━━ TASK INPUTS

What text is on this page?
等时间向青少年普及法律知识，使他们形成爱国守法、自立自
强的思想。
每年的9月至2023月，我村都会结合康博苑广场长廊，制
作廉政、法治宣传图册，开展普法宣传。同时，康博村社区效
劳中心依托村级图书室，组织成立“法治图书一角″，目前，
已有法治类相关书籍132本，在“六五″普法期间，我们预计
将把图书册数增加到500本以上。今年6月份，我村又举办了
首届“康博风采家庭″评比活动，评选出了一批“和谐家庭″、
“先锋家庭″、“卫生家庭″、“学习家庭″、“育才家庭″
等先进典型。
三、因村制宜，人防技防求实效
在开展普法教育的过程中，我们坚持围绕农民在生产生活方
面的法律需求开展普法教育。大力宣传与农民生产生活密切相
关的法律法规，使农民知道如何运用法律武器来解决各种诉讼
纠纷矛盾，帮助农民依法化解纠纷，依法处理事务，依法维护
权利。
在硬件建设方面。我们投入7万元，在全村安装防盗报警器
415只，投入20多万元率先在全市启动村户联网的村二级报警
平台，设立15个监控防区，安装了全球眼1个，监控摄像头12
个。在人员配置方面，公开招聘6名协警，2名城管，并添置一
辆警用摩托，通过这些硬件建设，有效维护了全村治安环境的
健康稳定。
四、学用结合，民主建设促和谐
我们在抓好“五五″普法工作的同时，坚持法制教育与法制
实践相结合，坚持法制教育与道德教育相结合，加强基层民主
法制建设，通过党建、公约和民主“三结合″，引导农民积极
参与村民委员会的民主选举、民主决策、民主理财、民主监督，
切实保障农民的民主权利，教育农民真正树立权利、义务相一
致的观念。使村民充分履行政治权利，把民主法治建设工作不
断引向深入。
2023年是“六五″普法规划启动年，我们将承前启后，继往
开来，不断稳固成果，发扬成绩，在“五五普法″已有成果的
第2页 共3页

━━━━

TASK TO CARRY OUT :: Give every line of the material again, exactly as it reads.

WRITTEN ANSWER ::
What text is on this page?
等时间向青少年普及法律知识，使他们形成爱国守法、自立自
强的思想。
每年的9月至2023月，我村都会结合康博苑广场长廊，制
作廉政、法治宣传图册，开展普法宣传。同时，康博村社区效
劳中心依托村级图书室，组织成立“法治图书一角″，目前，
已有法治类相关书籍132本，在“六五″普法期间，我们预计
将把图书册数增加到500本以上。今年6月份，我村又举办了
首届“康博风采家庭″评比活动，评选出了一批“和谐家庭″、
“先锋家庭″、“卫生家庭″、“学习家庭″、“育才家庭″
等先进典型。
三、因村制宜，人防技防求实效
在开展普法教育的过程中，我们坚持围绕农民在生产生活方
面的法律需求开展普法教育。大力宣传与农民生产生活密切相
关的法律法规，使农民知道如何运用法律武器来解决各种诉讼
纠纷矛盾，帮助农民依法化解纠纷，依法处理事务，依法维护
权利。
在硬件建设方面。我们投入7万元，在全村安装防盗报警器
415只，投入20多万元率先在全市启动村户联网的村二级报警
平台，设立15个监控防区，安装了全球眼1个，监控摄像头12
个。在人员配置方面，公开招聘6名协警，2名城管，并添置一
辆警用摩托，通过这些硬件建设，有效维护了全村治安环境的
健康稳定。
四、学用结合，民主建设促和谐
我们在抓好“五五″普法工作的同时，坚持法制教育与法制
实践相结合，坚持法制教育与道德教育相结合，加强基层民主
法制建设，通过党建、公约和民主“三结合″，引导农民积极
参与村民委员会的民主选举、民主决策、民主理财、民主监督，
切实保障农民的民主权利，教育农民真正树立权利、义务相一
致的观念。使村民充分履行政治权利，把民主法治建设工作不
断引向深入。
2023年是“六五″普法规划启动年，我们将承前启后，继往
开来，不断稳固成果，发扬成绩，在“五五普法″已有成果的
第2页 共3页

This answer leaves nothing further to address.